**Excerpt provided**:

I saw the legendary California photographer Ed Lawrence at the Ram Tap Horse Trials event in Highway City. There he was again, down as low in the dirt as he could position himself, shooting just one frame off as the horse made it's jump.  

His timing was incredible. He'd always catch the horse on it's way up, the back legs had just left the ground, rider in either the right or wrong position that would determine if the horse would land properly or not. Ed was a photographer. The working kind. 

I'd actually met Ed years before when I was a photo lab tech at a west Fresno Kinko's Copies. He used to bring me his film to develop because, as he put it one day, "I like how you print my stuff, kid". There was no higher honor.

For decades, he and his wife used to process the 50 or so rolls of film he'd shoot in the day into prints, on-site, right out of the back of his station wagon before one-hour photolabs made that a ridiculous way to spend all your sleeping hours.

The next day of the two-day events, his wife would have a table out with all the 5"x7" and 8"x10" prints from the previous day's trials for the riders and their family's to buy up. They did. Nobody was getting what Ed was getting and nobody was doing was Ed and his wife were doing.

**Extracted information**:
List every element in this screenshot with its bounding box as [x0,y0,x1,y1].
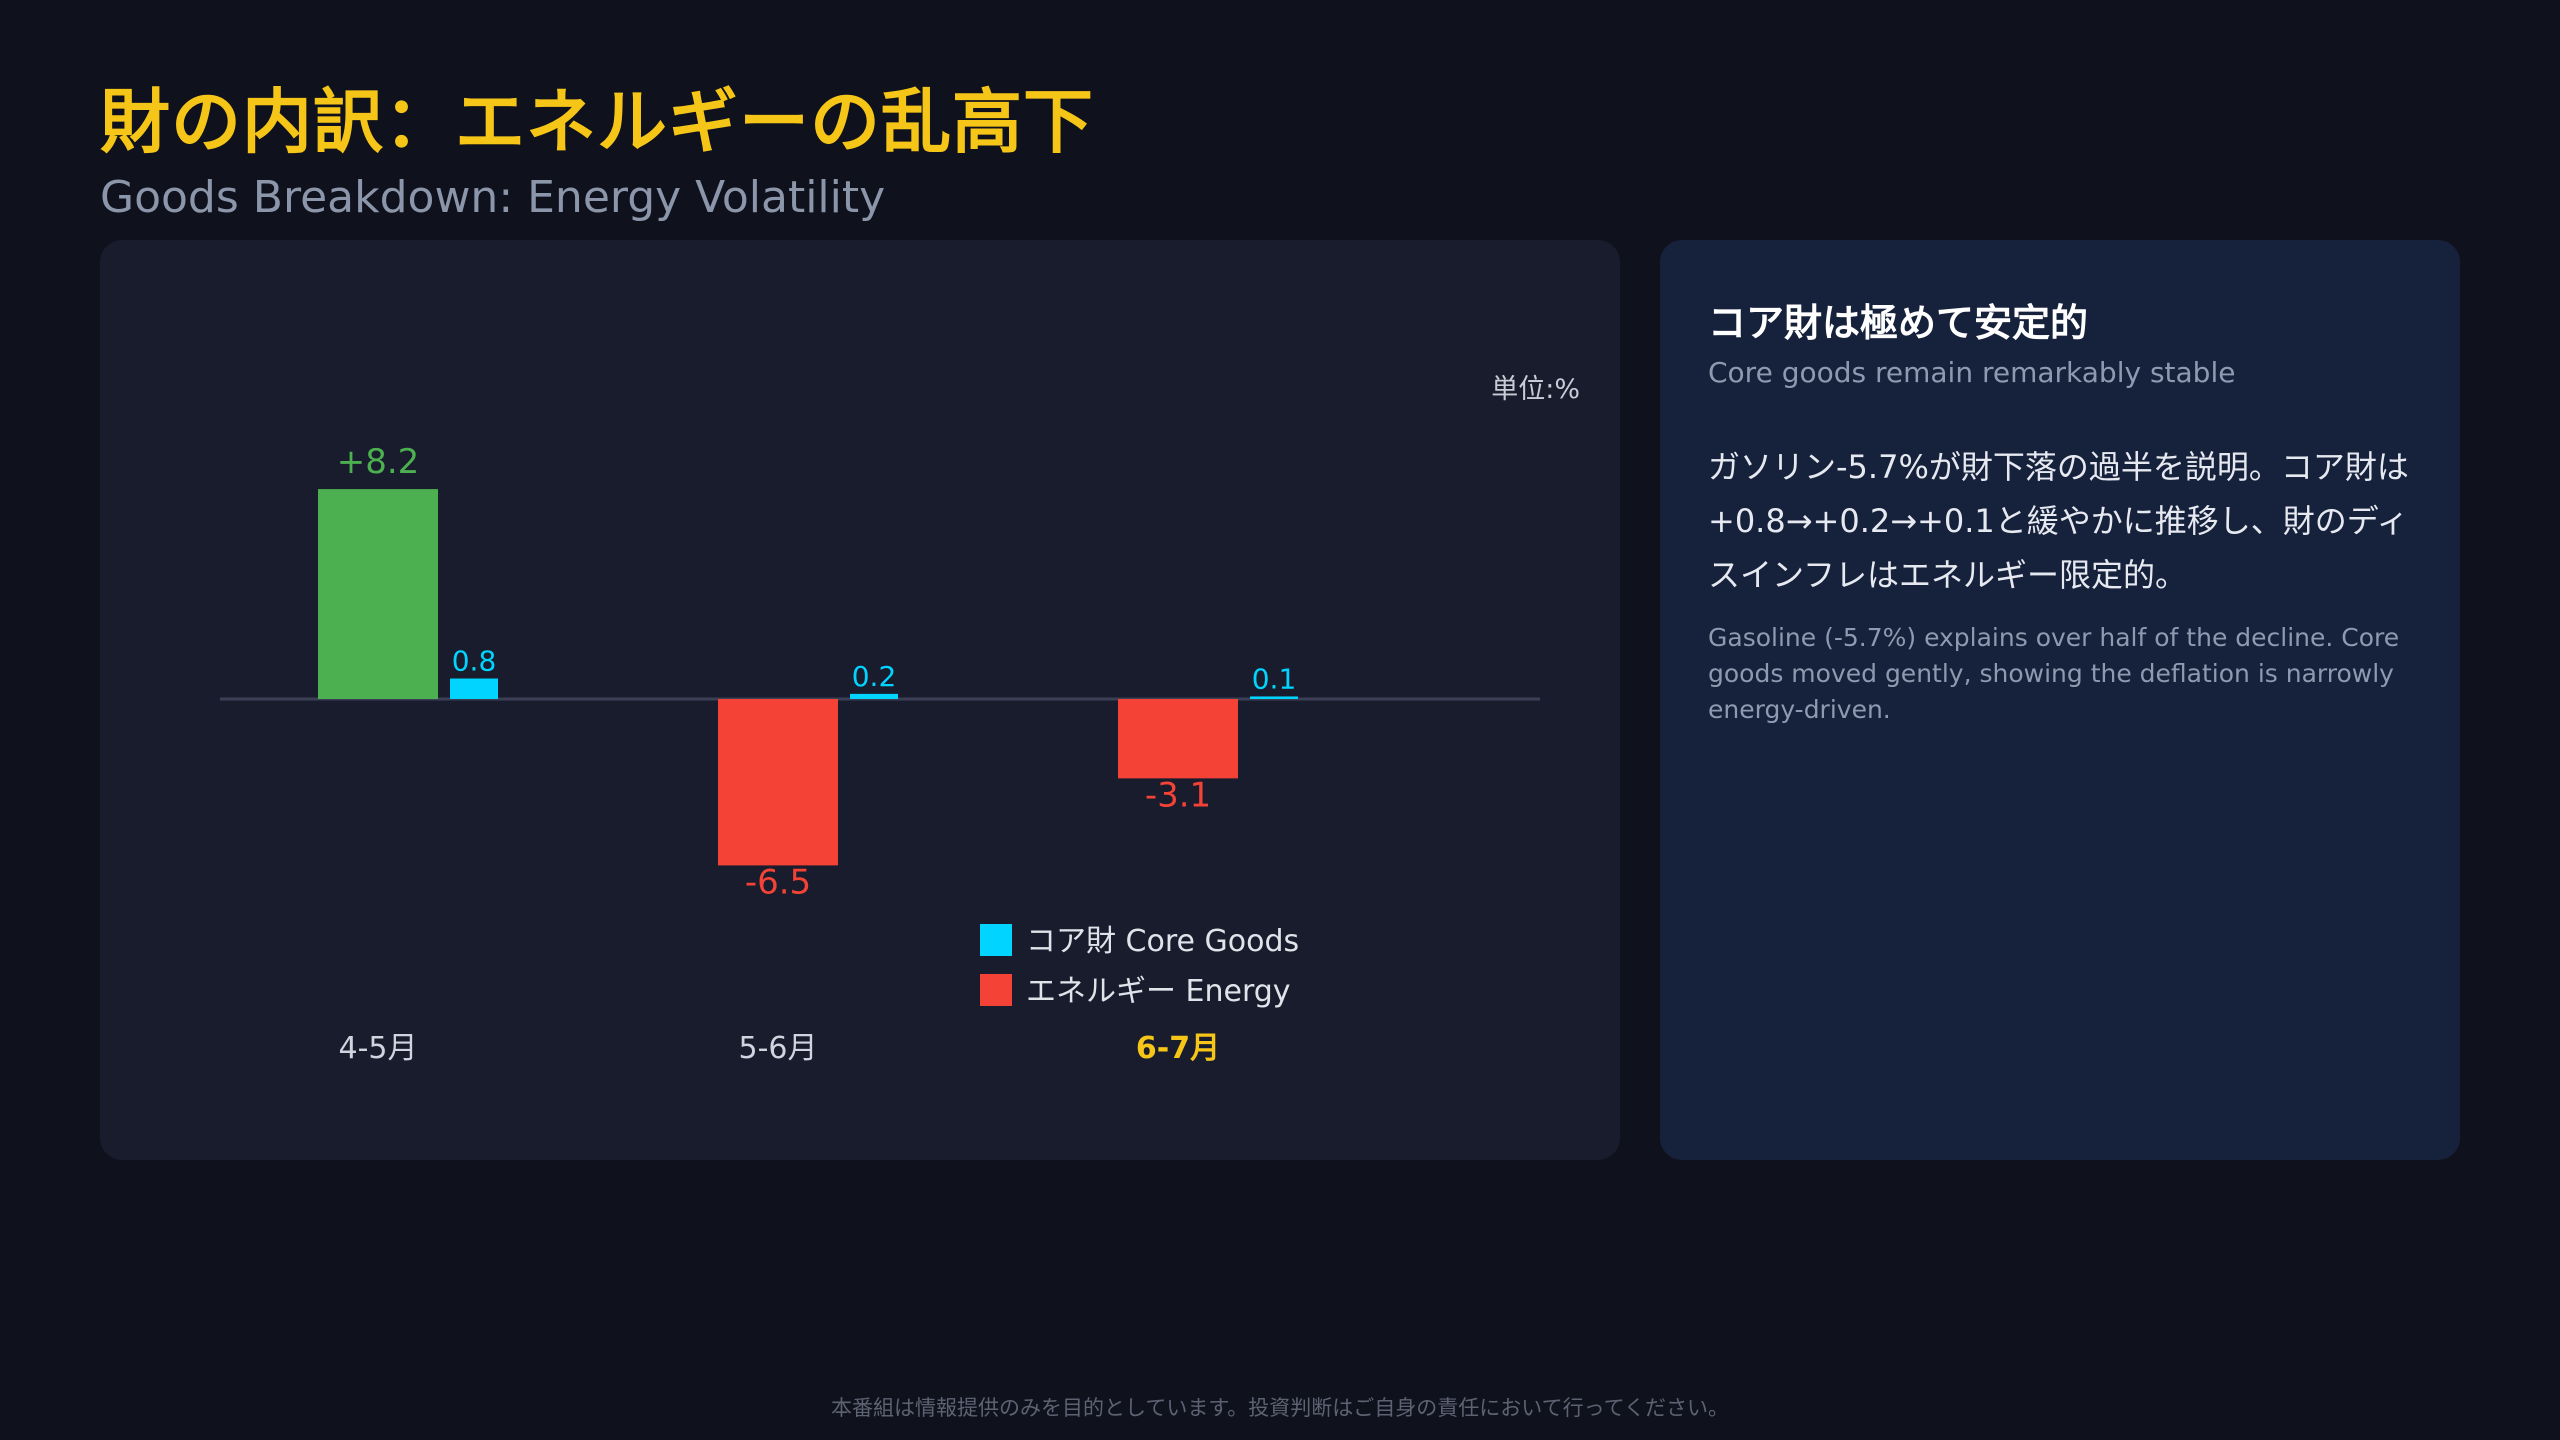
legend-swatch [980,974,1012,1006]
energy-value-label: -6.5 [745,862,811,902]
insight-heading: コア財は極めて安定的 [1708,301,2089,345]
core-goods-value-label: 0.8 [452,645,497,678]
insight-panel: コア財は極めて安定的 Core goods remain remarkably … [1660,240,2460,1160]
chart-panel: 単位:% +8.2 0.8 4-5月 -6.5 0.2 5-6月 -3.1 0.1 6-7月 コア財… [100,240,1620,1160]
x-tick-label: 5-6月 [739,1031,818,1066]
unit-label: 単位:% [1491,374,1580,405]
legend-label: エネルギー Energy [1026,974,1291,1009]
core-goods-bar [450,678,498,699]
energy-value-label: -3.1 [1145,775,1211,815]
legend-swatch [980,924,1012,956]
insight-body: ガソリン-5.7%が財下落の過半を説明。コア財は+0.8→+0.2→+0.1と緩… [1708,448,2409,594]
energy-bar [1118,699,1238,779]
disclaimer: 本番組は情報提供のみを目的としています。投資判断はご自身の責任において行ってくだ… [831,1396,1729,1420]
energy-bar [318,489,438,699]
x-tick-label: 4-5月 [339,1031,418,1066]
insight-note: Gasoline (-5.7%) explains over half of t… [1708,623,2400,724]
core-goods-bar [850,693,898,699]
bar-chart: 単位:% +8.2 0.8 4-5月 -6.5 0.2 5-6月 -3.1 0.1 6-7月 コア財… [220,374,1580,1066]
energy-bar [718,699,838,866]
legend-label: コア財 Core Goods [1026,924,1299,959]
x-tick-label: 6-7月 [1136,1031,1220,1066]
core-goods-value-label: 0.2 [852,660,897,693]
energy-value-label: +8.2 [337,442,420,482]
page-title: 財の内訳：エネルギーの乱高下 [100,81,1094,163]
core-goods-value-label: 0.1 [1252,662,1297,695]
core-goods-bar [1250,696,1298,699]
page-subtitle: Goods Breakdown: Energy Volatility [100,172,886,223]
insight-subheading: Core goods remain remarkably stable [1708,356,2236,389]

**List of tasks**:
a) In the piece about photographer Ed Lawrence, what job did the narrator hold when first meeting Ed?
b) Carry on writing the piece about photographer Ed Lawrence, starting after its final sentence.

**Outputs by task**:
a) A photo lab tech at a west Fresno Kinko's Copies.

b)
The next to last time I ever saw Ed was after I'd processed forty-eight 24-exposure rolls of Kodak professional Portra 160 into three sets of 5"x7"s. He picked them up later that night and slipped me $100.00 in a photo order envelope as he left. He hadn't done that before. The season was ending, he and his wife were heading back home, and I suppose this was another way of saying he liked the way I printed his stuff. 

I left Kinko's shortly after that, never to run into Ed again, until I had the Ram Tap horse trials photo assignment for The Fresno Bee some ten years later. As I arrived to the event, I thought to myself, "I wonder if I'll see Ed Lawrence? Wouldn't that be a thrill!"

And there he was again. Low in the dirt, still getting the shot. He was old now. He was old when I first met him. There's no retirement plan for most working photographers. He was a little slower. He remembered me, but not like I remembered him.

I hung out next to Ed for a bit. Just enough to make him lose his rhythm, so I left. I went fifty yards over, got low in the dirt and waited for the horse's back legs to just leave the ground.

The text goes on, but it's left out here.